====== RAW RECORDS

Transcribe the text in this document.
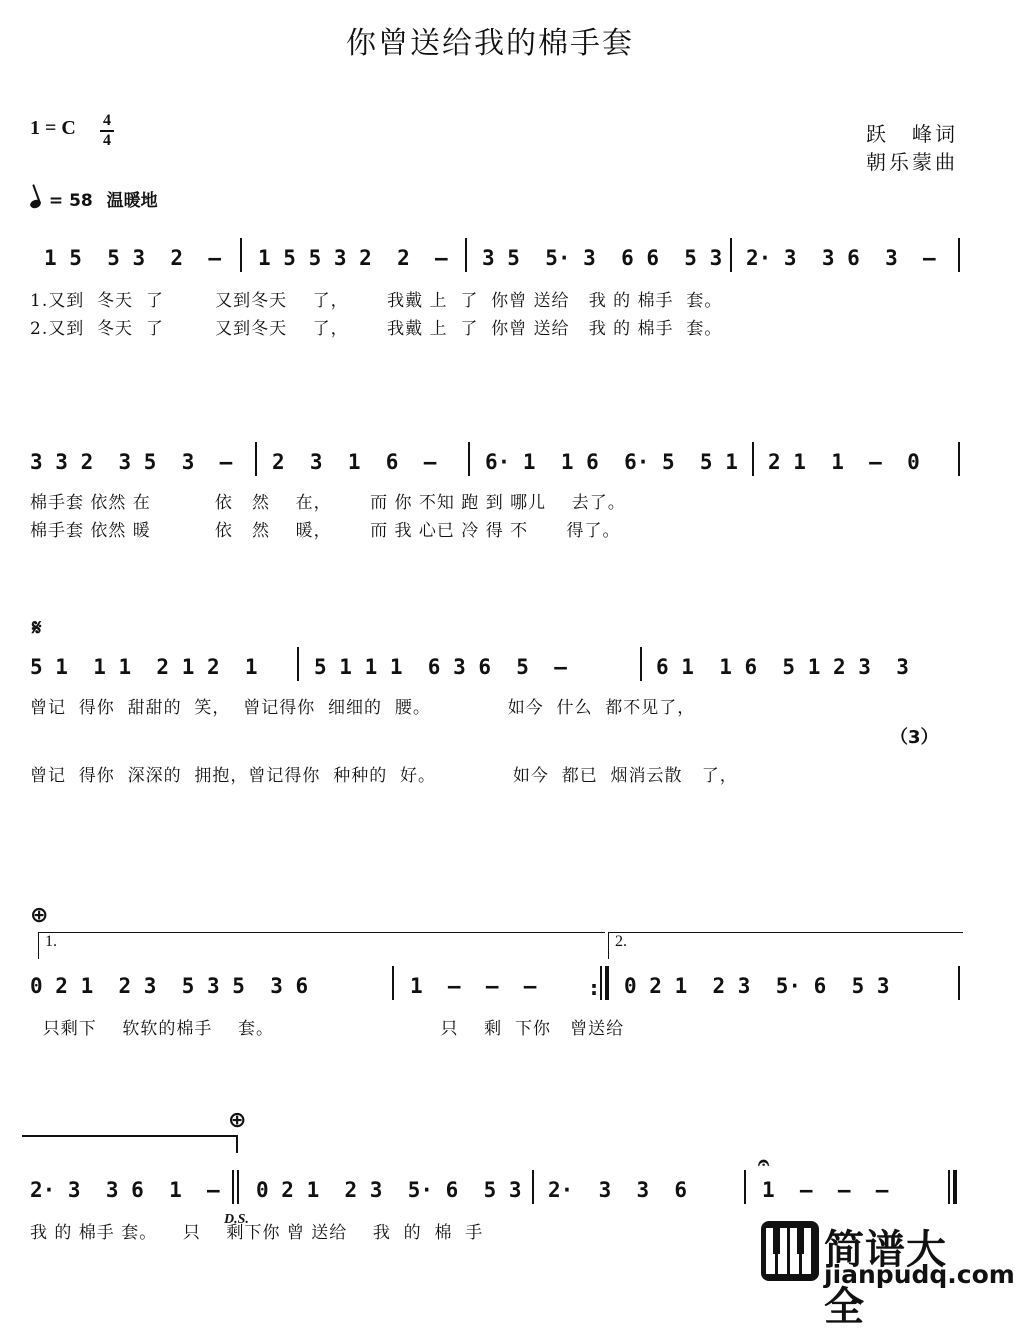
你曾送给我的棉手套
1 = C 4
4	跃　峰词
朝乐蒙曲
= 58 温暖地
1 5  5 3  2  – 1 5 5 3 2  2  – 3 5  5· 3  6 6  5 3 2· 3  3 6  3  –
1.又到  冬天  了        又到冬天    了，      我戴 上  了  你曾 送给   我 的 棉手  套。
2.又到  冬天  了        又到冬天    了，      我戴 上  了  你曾 送给   我 的 棉手  套。
3 3 2  3 5  3  – 2  3  1  6  – 6· 1  1 6  6· 5  5 1 2 1  1  –  0
棉手套 依然 在          依   然    在，      而 你 不知 跑 到 哪儿    去了。
棉手套 依然 暖          依   然    暖，      而 我 心已 冷 得 不      得了。
𝄋
5 1  1 1  2 1 2  1	5 1 1 1  6 3 6  5  –	6 1  1 6  5 1 2 3  3
曾记  得你  甜甜的  笑，  曾记得你  细细的  腰。            如今  什么  都不见了，
（3）
曾记  得你  深深的  拥抱，曾记得你  种种的  好。            如今  都已  烟消云散   了，
⊕
1.	2.
0 2 1  2 3  5 3 5  3 6	1  –  –  –	: 0 2 1  2 3  5· 6  5 3
只剩下    软软的棉手    套。                          只    剩  下你   曾送给
⊕
2· 3  3 6  1  –
D.S.
0 2 1  2 3  5· 6  5 3 2·  3  3  6
𝄐
1  –  –  –
我 的 棉手 套。    只    剩下你 曾 送给    我  的  棉  手	简谱大全
jianpudq.com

============

• _WHAT IS ASKED_: Reproduce each line exactly as it appears, omitting the pictures.

• _TASK RESULT_:
Transcribe the text in this document.
你曾送给我的棉手套
1 = C 4
4	跃　峰词
朝乐蒙曲
= 58 温暖地
1 5  5 3  2  – 1 5 5 3 2  2  – 3 5  5· 3  6 6  5 3 2· 3  3 6  3  –
1.又到  冬天  了        又到冬天    了，      我戴 上  了  你曾 送给   我 的 棉手  套。
2.又到  冬天  了        又到冬天    了，      我戴 上  了  你曾 送给   我 的 棉手  套。
3 3 2  3 5  3  – 2  3  1  6  – 6· 1  1 6  6· 5  5 1 2 1  1  –  0
棉手套 依然 在          依   然    在，      而 你 不知 跑 到 哪儿    去了。
棉手套 依然 暖          依   然    暖，      而 我 心已 冷 得 不      得了。
𝄋
5 1  1 1  2 1 2  1	5 1 1 1  6 3 6  5  –	6 1  1 6  5 1 2 3  3
曾记  得你  甜甜的  笑，  曾记得你  细细的  腰。            如今  什么  都不见了，
（3）
曾记  得你  深深的  拥抱，曾记得你  种种的  好。            如今  都已  烟消云散   了，
⊕
1.	2.
0 2 1  2 3  5 3 5  3 6	1  –  –  –	: 0 2 1  2 3  5· 6  5 3
只剩下    软软的棉手    套。                          只    剩  下你   曾送给
⊕
2· 3  3 6  1  –
D.S.
0 2 1  2 3  5· 6  5 3 2·  3  3  6
𝄐
1  –  –  –
我 的 棉手 套。    只    剩下你 曾 送给    我  的  棉  手	简谱大全
jianpudq.com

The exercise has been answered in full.